Task requirements: Do any lines in the data below contain "title"? If so, copy every one of them.

◆ ◆ ◆ ◆

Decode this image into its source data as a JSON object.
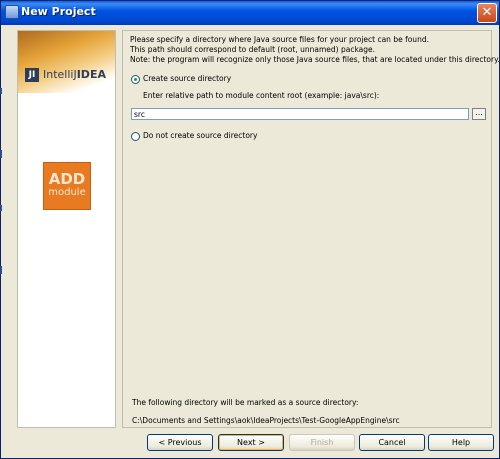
{
  "window": {
    "title": "New Project",
    "close_glyph": "✕"
  },
  "sidebar": {
    "logo_mark": "JI",
    "logo_prefix": "IntelliJ",
    "logo_suffix": "IDEA",
    "badge_top": "ADD",
    "badge_bottom": "module"
  },
  "panel": {
    "description_line1": "Please specify a directory where Java source files for your project can be found.",
    "description_line2": "This path should correspond to default (root, unnamed) package.",
    "description_line3": "Note: the program will recognize only those Java source files, that are located under this directory.",
    "option_create_label": "Create source directory",
    "option_create_selected": true,
    "path_prompt": "Enter relative path to module content root  (example: java\\src):",
    "path_value": "src",
    "browse_label": "...",
    "option_no_create_label": "Do not create source directory",
    "footer_label": "The following directory will be marked as a source directory:",
    "footer_path": "C:\\Documents and Settings\\aok\\IdeaProjects\\Test-GoogleAppEngine\\src"
  },
  "buttons": {
    "previous": "< Previous",
    "next": "Next >",
    "finish": "Finish",
    "cancel": "Cancel",
    "help": "Help"
  }
}
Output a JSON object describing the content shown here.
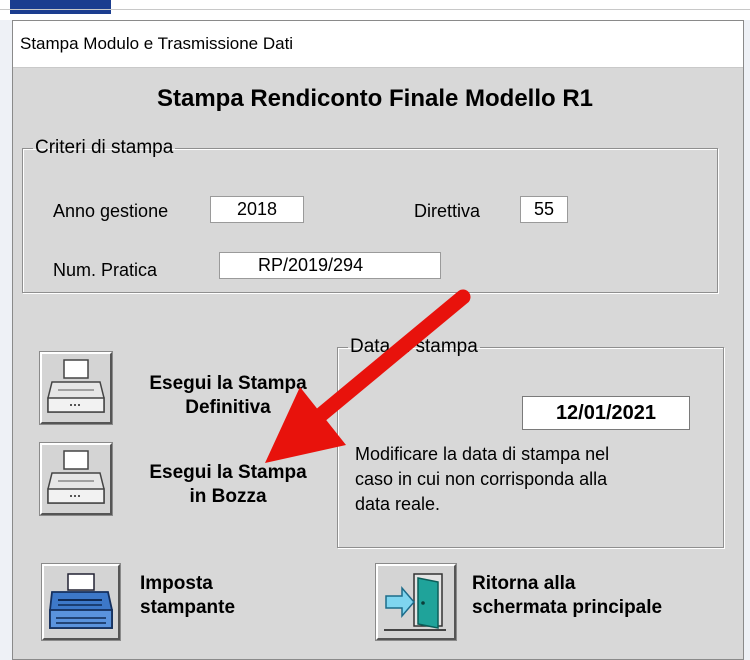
{
  "window": {
    "title": "Stampa Modulo e Trasmissione Dati",
    "heading": "Stampa Rendiconto Finale Modello R1"
  },
  "criteri": {
    "legend": "Criteri di stampa",
    "anno_label": "Anno gestione",
    "anno_value": "2018",
    "direttiva_label": "Direttiva",
    "direttiva_value": "55",
    "pratica_label": "Num. Pratica",
    "pratica_value": "RP/2019/294"
  },
  "buttons": {
    "definitiva_line1": "Esegui la Stampa",
    "definitiva_line2": "Definitiva",
    "bozza_line1": "Esegui la Stampa",
    "bozza_line2": "in Bozza",
    "imposta_line1": "Imposta",
    "imposta_line2": "stampante",
    "ritorna_line1": "Ritorna alla",
    "ritorna_line2": "schermata principale"
  },
  "data_stampa": {
    "legend": "Data di stampa",
    "value": "12/01/2021",
    "note_line1": "Modificare la data di stampa nel",
    "note_line2": "caso in cui non corrisponda alla",
    "note_line3": "data reale."
  },
  "colors": {
    "annotation_arrow": "#e8120c",
    "dialog_bg": "#d8d8d8",
    "app_tab": "#1b3d8f"
  },
  "icons": {
    "definitiva": "printer-icon",
    "bozza": "printer-icon",
    "imposta": "printer-setup-icon",
    "ritorna": "exit-door-icon"
  }
}
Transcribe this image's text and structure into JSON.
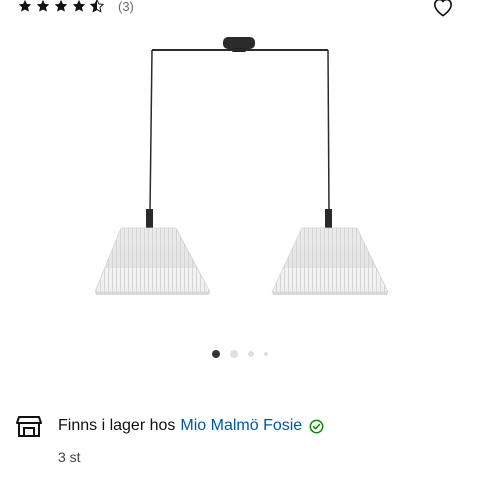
{
  "rating": {
    "stars": 4.5,
    "count_label": "(3)"
  },
  "product": {
    "image_icon": "pendant-lamp-two-pleated-shades",
    "gallery": {
      "total_images": 4,
      "active_index": 1
    }
  },
  "availability": {
    "icon": "store-icon",
    "prefix": "Finns i lager hos",
    "store_name": "Mio Malmö Fosie",
    "status_icon": "check-circle-icon",
    "quantity": "3 st"
  },
  "colors": {
    "text": "#111111",
    "muted": "#6b6b6b",
    "link": "#0058a3",
    "in_stock": "#0a8a00",
    "dot_active": "#333333",
    "dot_inactive": "#dfdfdf"
  }
}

◆ ◆ ◆ ◆

The response:
    "title": "New Project",
    "title": "Stampa Modulo e Trasmissione Dati",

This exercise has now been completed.